WRITTEN PROBLEM>
Do these statements agree with the forum post on new vCPU instructions? Answer yes or no for each, quoting the words of the post that decide it.
1. The poster reports roughly a 10% reduction in code size.
2. The poster is using the full set of new instructions.
3. memset() already uses SYS_CopyMemory.

DOCUMENT SEGMENT>
New vCPU instructions 2.0

Using, learning, programming and modding the Gigatron and anything related.
Forum rules
Be nice. No drama.
lb3361
Posts: 77
Joined: 17 Feb 2021, 23:07

Re: New vCPU instructions 2.0

Post by lb3361 »

I have about 10% reduction in code size, but I am only using a subset of the new instructions as I do not know their opcodes and I cannot test.

I also read you have a number of interesting sys calls. I am hoping to use as many of them as possible, then maybe propose new ones. For instance, memcpy() https://github.com/lb3361/gigatron-lcc/ ... c/memcpy.s is ready for using a SYS_CopyMemory that resembles the SYS_SetMemory that memset() already uses. See also _memscan.s in the same subdir. I am also planning a SYS_CopyMemoryExt that writes into another memory bank, something that is very hard to do with the vCPU alone.

ITEMS>
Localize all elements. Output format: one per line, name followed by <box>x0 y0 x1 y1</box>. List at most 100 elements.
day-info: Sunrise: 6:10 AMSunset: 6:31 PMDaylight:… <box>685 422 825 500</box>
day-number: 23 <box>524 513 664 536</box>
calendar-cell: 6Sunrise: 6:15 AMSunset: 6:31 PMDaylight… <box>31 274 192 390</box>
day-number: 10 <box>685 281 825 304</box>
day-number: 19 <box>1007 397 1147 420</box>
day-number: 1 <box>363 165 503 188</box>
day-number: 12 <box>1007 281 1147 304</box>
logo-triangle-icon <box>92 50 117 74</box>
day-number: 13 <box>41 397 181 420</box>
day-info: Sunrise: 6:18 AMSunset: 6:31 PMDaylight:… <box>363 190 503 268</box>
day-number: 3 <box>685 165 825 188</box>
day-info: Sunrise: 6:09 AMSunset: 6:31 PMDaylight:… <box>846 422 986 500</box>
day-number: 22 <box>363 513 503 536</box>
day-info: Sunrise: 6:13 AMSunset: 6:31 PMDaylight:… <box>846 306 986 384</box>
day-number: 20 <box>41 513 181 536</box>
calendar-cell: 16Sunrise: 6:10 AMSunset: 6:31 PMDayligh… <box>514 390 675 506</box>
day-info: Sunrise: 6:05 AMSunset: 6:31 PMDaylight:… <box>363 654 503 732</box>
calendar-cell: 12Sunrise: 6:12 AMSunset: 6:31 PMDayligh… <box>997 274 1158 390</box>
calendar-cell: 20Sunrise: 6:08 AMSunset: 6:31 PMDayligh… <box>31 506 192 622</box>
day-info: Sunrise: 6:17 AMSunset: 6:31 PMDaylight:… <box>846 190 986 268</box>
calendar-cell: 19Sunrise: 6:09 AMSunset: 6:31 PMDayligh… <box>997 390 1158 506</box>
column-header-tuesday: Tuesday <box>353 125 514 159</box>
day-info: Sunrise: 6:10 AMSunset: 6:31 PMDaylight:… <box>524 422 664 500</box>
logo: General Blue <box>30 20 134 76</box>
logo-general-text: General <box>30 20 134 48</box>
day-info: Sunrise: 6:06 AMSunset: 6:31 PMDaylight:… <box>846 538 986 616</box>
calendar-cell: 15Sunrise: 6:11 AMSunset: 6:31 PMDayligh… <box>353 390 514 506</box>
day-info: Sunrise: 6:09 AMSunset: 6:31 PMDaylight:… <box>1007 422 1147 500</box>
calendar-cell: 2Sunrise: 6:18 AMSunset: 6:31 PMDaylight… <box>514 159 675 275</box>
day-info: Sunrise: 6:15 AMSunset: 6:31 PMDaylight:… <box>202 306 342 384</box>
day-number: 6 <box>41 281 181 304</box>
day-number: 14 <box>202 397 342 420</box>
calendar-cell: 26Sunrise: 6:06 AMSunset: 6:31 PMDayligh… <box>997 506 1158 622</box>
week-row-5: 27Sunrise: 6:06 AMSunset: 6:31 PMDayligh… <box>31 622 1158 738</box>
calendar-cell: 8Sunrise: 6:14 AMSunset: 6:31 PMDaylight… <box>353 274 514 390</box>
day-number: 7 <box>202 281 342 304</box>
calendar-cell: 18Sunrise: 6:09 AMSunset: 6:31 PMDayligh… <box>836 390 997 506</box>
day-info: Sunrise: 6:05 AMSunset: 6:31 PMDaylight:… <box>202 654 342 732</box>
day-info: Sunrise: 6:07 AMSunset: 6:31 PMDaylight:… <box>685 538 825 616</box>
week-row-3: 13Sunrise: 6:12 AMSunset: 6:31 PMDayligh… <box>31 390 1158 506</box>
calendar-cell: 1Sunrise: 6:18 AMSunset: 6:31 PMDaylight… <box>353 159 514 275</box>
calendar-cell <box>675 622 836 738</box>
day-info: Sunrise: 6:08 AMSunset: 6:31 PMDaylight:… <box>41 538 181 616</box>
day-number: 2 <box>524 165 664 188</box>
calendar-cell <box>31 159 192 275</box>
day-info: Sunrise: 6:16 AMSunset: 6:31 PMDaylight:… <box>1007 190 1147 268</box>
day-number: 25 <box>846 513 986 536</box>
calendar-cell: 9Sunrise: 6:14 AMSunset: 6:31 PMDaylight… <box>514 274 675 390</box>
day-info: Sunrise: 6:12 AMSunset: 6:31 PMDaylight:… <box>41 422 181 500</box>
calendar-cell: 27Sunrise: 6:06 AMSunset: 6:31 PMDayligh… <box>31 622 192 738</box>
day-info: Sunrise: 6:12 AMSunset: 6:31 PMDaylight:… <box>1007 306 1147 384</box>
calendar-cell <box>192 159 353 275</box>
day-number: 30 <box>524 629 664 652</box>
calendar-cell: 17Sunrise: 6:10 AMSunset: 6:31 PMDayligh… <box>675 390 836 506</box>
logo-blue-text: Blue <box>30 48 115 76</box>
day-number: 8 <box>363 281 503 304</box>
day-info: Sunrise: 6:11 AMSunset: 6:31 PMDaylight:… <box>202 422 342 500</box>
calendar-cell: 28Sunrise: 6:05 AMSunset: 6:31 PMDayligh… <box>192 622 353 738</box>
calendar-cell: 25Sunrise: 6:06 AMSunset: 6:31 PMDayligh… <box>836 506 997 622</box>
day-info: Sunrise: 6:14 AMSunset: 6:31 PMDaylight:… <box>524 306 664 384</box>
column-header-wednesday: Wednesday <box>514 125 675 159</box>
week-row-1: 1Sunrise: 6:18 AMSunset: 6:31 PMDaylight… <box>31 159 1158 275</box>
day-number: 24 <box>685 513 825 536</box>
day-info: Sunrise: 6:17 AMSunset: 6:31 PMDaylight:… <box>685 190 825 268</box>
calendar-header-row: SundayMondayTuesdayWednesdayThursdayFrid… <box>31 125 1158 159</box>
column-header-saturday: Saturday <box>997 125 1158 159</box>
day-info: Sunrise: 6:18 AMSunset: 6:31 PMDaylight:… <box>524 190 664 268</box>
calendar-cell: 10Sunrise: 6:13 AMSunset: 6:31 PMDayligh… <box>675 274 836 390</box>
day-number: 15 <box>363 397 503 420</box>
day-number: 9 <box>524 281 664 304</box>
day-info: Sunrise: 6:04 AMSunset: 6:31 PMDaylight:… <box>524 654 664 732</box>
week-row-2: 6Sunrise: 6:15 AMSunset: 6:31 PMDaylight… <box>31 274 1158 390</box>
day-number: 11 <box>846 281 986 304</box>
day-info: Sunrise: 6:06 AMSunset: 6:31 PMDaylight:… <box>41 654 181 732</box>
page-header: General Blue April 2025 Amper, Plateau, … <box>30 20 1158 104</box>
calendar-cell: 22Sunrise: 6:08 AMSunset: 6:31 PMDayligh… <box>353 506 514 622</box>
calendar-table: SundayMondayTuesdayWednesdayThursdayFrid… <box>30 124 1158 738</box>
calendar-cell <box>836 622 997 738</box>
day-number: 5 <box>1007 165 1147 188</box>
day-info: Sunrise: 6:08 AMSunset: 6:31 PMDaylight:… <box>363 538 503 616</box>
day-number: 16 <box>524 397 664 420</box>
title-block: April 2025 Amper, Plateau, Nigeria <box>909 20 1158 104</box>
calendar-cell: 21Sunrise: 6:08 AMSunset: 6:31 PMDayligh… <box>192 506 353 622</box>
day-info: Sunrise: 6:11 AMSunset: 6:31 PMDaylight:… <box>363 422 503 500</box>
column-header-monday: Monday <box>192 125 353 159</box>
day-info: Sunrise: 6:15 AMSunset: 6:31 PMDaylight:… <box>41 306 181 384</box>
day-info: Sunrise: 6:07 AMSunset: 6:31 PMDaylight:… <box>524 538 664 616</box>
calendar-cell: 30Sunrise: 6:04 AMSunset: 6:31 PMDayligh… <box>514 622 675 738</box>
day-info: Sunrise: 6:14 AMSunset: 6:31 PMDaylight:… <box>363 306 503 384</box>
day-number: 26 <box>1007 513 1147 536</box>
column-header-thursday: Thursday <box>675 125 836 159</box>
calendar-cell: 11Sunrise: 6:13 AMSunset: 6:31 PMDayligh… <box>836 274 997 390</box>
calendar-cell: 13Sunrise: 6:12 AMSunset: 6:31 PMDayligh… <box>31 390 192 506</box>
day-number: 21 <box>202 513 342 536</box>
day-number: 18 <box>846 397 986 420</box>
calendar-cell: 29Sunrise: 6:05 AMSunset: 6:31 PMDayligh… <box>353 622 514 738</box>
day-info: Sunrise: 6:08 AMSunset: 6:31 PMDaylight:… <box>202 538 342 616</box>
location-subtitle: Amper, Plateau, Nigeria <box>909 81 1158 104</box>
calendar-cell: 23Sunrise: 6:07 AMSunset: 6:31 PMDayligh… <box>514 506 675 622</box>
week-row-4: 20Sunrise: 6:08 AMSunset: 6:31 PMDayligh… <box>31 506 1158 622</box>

CORRECT ANSWER>
1. Yes: "I have about 10% reduction in code size"
2. No: "I am only using a subset of the new instructions as I do not know their opcodes and I cannot test."
3. No: "a SYS_CopyMemory that resembles the SYS_SetMemory that memset() already uses"